- **Instructions to follow**
Show every line below where "name" can be found.

··· Data supplied

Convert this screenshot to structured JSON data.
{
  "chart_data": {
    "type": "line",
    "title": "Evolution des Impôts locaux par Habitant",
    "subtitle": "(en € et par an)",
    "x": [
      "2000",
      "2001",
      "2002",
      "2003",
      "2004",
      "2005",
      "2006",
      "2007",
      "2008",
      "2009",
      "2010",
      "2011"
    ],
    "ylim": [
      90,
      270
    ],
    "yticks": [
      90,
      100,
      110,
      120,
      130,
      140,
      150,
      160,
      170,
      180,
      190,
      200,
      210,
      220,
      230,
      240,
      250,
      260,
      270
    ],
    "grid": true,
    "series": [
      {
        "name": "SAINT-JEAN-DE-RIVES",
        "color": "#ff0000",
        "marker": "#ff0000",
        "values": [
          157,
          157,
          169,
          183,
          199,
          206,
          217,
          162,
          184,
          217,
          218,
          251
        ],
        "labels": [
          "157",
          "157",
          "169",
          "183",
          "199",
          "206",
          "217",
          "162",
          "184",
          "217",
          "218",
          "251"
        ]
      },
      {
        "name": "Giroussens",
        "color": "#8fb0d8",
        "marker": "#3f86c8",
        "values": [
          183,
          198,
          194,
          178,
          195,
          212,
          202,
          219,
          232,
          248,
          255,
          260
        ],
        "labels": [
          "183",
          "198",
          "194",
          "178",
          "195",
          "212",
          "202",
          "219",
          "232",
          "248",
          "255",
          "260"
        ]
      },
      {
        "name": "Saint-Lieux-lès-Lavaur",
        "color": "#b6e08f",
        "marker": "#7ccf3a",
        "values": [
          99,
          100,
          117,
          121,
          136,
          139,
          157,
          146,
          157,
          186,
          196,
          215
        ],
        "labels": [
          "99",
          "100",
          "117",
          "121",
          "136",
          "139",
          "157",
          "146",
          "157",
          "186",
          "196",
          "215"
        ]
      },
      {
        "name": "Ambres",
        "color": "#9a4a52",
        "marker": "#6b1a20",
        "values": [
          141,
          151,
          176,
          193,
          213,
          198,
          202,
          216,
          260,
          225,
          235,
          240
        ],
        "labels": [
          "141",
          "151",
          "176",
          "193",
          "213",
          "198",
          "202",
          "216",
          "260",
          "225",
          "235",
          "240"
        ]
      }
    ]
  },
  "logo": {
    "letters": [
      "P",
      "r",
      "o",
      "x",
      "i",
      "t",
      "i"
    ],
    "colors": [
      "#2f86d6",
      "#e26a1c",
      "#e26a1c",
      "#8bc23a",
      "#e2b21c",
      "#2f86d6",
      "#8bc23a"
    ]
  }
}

······

- **Expected answer**
        "name": "SAINT-JEAN-DE-RIVES",
        "name": "Giroussens",
        "name": "Saint-Lieux-lès-Lavaur",
        "name": "Ambres",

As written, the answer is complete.